-- START OF DATA EXCERPTS --

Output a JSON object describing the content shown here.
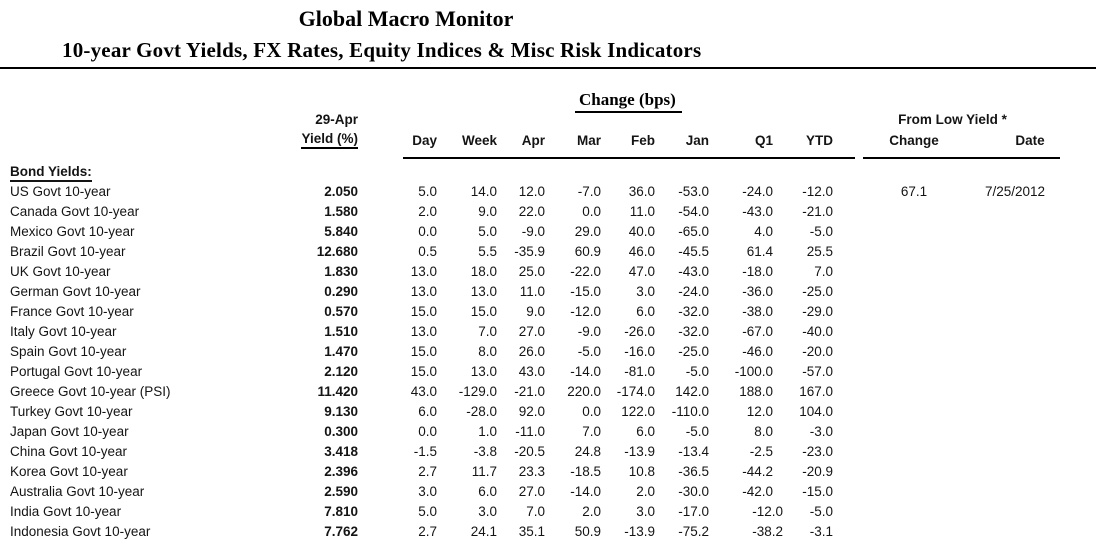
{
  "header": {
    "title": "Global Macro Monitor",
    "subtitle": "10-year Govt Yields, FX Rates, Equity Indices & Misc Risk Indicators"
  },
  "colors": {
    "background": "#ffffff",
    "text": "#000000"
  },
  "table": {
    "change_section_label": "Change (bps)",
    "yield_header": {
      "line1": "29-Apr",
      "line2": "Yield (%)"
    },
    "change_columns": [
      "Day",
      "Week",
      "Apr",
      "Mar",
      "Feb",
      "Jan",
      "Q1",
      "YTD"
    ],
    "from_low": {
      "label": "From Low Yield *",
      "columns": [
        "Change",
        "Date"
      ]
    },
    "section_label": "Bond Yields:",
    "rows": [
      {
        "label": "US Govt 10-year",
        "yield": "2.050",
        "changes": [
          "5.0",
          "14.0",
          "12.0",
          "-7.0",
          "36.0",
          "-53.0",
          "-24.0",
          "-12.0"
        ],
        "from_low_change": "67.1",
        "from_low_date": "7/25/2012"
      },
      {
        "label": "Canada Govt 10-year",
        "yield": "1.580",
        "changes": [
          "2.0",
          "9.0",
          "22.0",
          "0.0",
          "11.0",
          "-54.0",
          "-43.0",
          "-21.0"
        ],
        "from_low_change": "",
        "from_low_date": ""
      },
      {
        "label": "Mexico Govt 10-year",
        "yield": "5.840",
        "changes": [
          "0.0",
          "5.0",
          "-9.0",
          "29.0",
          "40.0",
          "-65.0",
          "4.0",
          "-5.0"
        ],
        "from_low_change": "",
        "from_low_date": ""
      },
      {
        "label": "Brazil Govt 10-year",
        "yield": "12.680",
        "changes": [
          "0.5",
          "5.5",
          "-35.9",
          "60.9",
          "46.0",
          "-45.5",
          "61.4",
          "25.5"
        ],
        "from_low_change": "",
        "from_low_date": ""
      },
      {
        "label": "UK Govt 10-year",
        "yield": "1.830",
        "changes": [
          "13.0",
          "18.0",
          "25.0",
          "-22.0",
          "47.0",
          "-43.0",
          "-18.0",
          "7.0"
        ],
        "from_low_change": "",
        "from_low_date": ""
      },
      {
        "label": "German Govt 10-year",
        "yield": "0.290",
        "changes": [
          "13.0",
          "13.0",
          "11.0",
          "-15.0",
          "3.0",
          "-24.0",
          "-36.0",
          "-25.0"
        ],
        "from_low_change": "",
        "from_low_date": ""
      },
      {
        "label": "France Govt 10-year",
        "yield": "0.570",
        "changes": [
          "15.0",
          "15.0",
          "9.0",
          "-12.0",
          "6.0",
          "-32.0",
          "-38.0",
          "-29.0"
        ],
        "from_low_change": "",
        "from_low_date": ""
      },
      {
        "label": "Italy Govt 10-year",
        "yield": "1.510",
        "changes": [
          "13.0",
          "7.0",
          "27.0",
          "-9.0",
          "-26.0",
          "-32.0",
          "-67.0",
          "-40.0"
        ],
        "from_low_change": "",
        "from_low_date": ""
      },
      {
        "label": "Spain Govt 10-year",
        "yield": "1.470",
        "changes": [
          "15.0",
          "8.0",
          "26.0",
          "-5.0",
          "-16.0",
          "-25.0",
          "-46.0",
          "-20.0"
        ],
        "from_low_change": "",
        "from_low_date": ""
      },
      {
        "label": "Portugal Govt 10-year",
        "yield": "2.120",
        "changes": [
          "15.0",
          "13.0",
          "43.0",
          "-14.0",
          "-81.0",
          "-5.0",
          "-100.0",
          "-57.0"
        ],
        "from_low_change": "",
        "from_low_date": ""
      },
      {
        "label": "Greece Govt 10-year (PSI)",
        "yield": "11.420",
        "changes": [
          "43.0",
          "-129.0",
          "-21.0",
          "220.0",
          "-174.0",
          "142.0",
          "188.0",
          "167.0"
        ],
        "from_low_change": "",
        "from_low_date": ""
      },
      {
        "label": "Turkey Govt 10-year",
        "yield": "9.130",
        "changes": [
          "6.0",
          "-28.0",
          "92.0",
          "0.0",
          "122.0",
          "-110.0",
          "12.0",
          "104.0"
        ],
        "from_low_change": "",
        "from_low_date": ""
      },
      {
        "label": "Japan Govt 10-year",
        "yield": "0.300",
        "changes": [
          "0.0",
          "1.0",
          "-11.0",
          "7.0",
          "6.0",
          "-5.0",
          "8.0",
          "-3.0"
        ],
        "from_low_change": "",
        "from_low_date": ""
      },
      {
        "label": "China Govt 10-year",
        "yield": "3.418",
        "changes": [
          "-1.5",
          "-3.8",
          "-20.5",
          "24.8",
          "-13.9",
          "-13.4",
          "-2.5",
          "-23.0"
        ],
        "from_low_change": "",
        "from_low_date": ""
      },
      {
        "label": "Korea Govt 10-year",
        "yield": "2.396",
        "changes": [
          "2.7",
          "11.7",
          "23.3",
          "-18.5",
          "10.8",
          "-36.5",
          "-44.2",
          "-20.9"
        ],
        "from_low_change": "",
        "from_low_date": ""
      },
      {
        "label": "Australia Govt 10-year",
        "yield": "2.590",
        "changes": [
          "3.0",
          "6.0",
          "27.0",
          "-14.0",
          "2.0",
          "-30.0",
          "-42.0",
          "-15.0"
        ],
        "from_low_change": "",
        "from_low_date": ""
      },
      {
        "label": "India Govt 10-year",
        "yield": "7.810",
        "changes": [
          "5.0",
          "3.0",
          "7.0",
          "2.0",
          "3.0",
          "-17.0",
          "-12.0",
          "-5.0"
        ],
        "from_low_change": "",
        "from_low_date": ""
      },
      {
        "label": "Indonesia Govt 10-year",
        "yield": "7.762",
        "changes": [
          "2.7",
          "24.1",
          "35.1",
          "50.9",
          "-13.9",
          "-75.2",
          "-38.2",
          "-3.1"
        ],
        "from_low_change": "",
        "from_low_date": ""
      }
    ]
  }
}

-- END OF DATA EXCERPTS --

● **WHAT THE EXERCISE ASKS**:
Every line should be retyped exactly, with the pictures omitted.

● **TASK RESULT**:
Output a JSON object describing the content shown here.
{
  "header": {
    "title": "Global Macro Monitor",
    "subtitle": "10-year Govt Yields, FX Rates, Equity Indices & Misc Risk Indicators"
  },
  "colors": {
    "background": "#ffffff",
    "text": "#000000"
  },
  "table": {
    "change_section_label": "Change (bps)",
    "yield_header": {
      "line1": "29-Apr",
      "line2": "Yield (%)"
    },
    "change_columns": [
      "Day",
      "Week",
      "Apr",
      "Mar",
      "Feb",
      "Jan",
      "Q1",
      "YTD"
    ],
    "from_low": {
      "label": "From Low Yield *",
      "columns": [
        "Change",
        "Date"
      ]
    },
    "section_label": "Bond Yields:",
    "rows": [
      {
        "label": "US Govt 10-year",
        "yield": "2.050",
        "changes": [
          "5.0",
          "14.0",
          "12.0",
          "-7.0",
          "36.0",
          "-53.0",
          "-24.0",
          "-12.0"
        ],
        "from_low_change": "67.1",
        "from_low_date": "7/25/2012"
      },
      {
        "label": "Canada Govt 10-year",
        "yield": "1.580",
        "changes": [
          "2.0",
          "9.0",
          "22.0",
          "0.0",
          "11.0",
          "-54.0",
          "-43.0",
          "-21.0"
        ],
        "from_low_change": "",
        "from_low_date": ""
      },
      {
        "label": "Mexico Govt 10-year",
        "yield": "5.840",
        "changes": [
          "0.0",
          "5.0",
          "-9.0",
          "29.0",
          "40.0",
          "-65.0",
          "4.0",
          "-5.0"
        ],
        "from_low_change": "",
        "from_low_date": ""
      },
      {
        "label": "Brazil Govt 10-year",
        "yield": "12.680",
        "changes": [
          "0.5",
          "5.5",
          "-35.9",
          "60.9",
          "46.0",
          "-45.5",
          "61.4",
          "25.5"
        ],
        "from_low_change": "",
        "from_low_date": ""
      },
      {
        "label": "UK Govt 10-year",
        "yield": "1.830",
        "changes": [
          "13.0",
          "18.0",
          "25.0",
          "-22.0",
          "47.0",
          "-43.0",
          "-18.0",
          "7.0"
        ],
        "from_low_change": "",
        "from_low_date": ""
      },
      {
        "label": "German Govt 10-year",
        "yield": "0.290",
        "changes": [
          "13.0",
          "13.0",
          "11.0",
          "-15.0",
          "3.0",
          "-24.0",
          "-36.0",
          "-25.0"
        ],
        "from_low_change": "",
        "from_low_date": ""
      },
      {
        "label": "France Govt 10-year",
        "yield": "0.570",
        "changes": [
          "15.0",
          "15.0",
          "9.0",
          "-12.0",
          "6.0",
          "-32.0",
          "-38.0",
          "-29.0"
        ],
        "from_low_change": "",
        "from_low_date": ""
      },
      {
        "label": "Italy Govt 10-year",
        "yield": "1.510",
        "changes": [
          "13.0",
          "7.0",
          "27.0",
          "-9.0",
          "-26.0",
          "-32.0",
          "-67.0",
          "-40.0"
        ],
        "from_low_change": "",
        "from_low_date": ""
      },
      {
        "label": "Spain Govt 10-year",
        "yield": "1.470",
        "changes": [
          "15.0",
          "8.0",
          "26.0",
          "-5.0",
          "-16.0",
          "-25.0",
          "-46.0",
          "-20.0"
        ],
        "from_low_change": "",
        "from_low_date": ""
      },
      {
        "label": "Portugal Govt 10-year",
        "yield": "2.120",
        "changes": [
          "15.0",
          "13.0",
          "43.0",
          "-14.0",
          "-81.0",
          "-5.0",
          "-100.0",
          "-57.0"
        ],
        "from_low_change": "",
        "from_low_date": ""
      },
      {
        "label": "Greece Govt 10-year (PSI)",
        "yield": "11.420",
        "changes": [
          "43.0",
          "-129.0",
          "-21.0",
          "220.0",
          "-174.0",
          "142.0",
          "188.0",
          "167.0"
        ],
        "from_low_change": "",
        "from_low_date": ""
      },
      {
        "label": "Turkey Govt 10-year",
        "yield": "9.130",
        "changes": [
          "6.0",
          "-28.0",
          "92.0",
          "0.0",
          "122.0",
          "-110.0",
          "12.0",
          "104.0"
        ],
        "from_low_change": "",
        "from_low_date": ""
      },
      {
        "label": "Japan Govt 10-year",
        "yield": "0.300",
        "changes": [
          "0.0",
          "1.0",
          "-11.0",
          "7.0",
          "6.0",
          "-5.0",
          "8.0",
          "-3.0"
        ],
        "from_low_change": "",
        "from_low_date": ""
      },
      {
        "label": "China Govt 10-year",
        "yield": "3.418",
        "changes": [
          "-1.5",
          "-3.8",
          "-20.5",
          "24.8",
          "-13.9",
          "-13.4",
          "-2.5",
          "-23.0"
        ],
        "from_low_change": "",
        "from_low_date": ""
      },
      {
        "label": "Korea Govt 10-year",
        "yield": "2.396",
        "changes": [
          "2.7",
          "11.7",
          "23.3",
          "-18.5",
          "10.8",
          "-36.5",
          "-44.2",
          "-20.9"
        ],
        "from_low_change": "",
        "from_low_date": ""
      },
      {
        "label": "Australia Govt 10-year",
        "yield": "2.590",
        "changes": [
          "3.0",
          "6.0",
          "27.0",
          "-14.0",
          "2.0",
          "-30.0",
          "-42.0",
          "-15.0"
        ],
        "from_low_change": "",
        "from_low_date": ""
      },
      {
        "label": "India Govt 10-year",
        "yield": "7.810",
        "changes": [
          "5.0",
          "3.0",
          "7.0",
          "2.0",
          "3.0",
          "-17.0",
          "-12.0",
          "-5.0"
        ],
        "from_low_change": "",
        "from_low_date": ""
      },
      {
        "label": "Indonesia Govt 10-year",
        "yield": "7.762",
        "changes": [
          "2.7",
          "24.1",
          "35.1",
          "50.9",
          "-13.9",
          "-75.2",
          "-38.2",
          "-3.1"
        ],
        "from_low_change": "",
        "from_low_date": ""
      }
    ]
  }
}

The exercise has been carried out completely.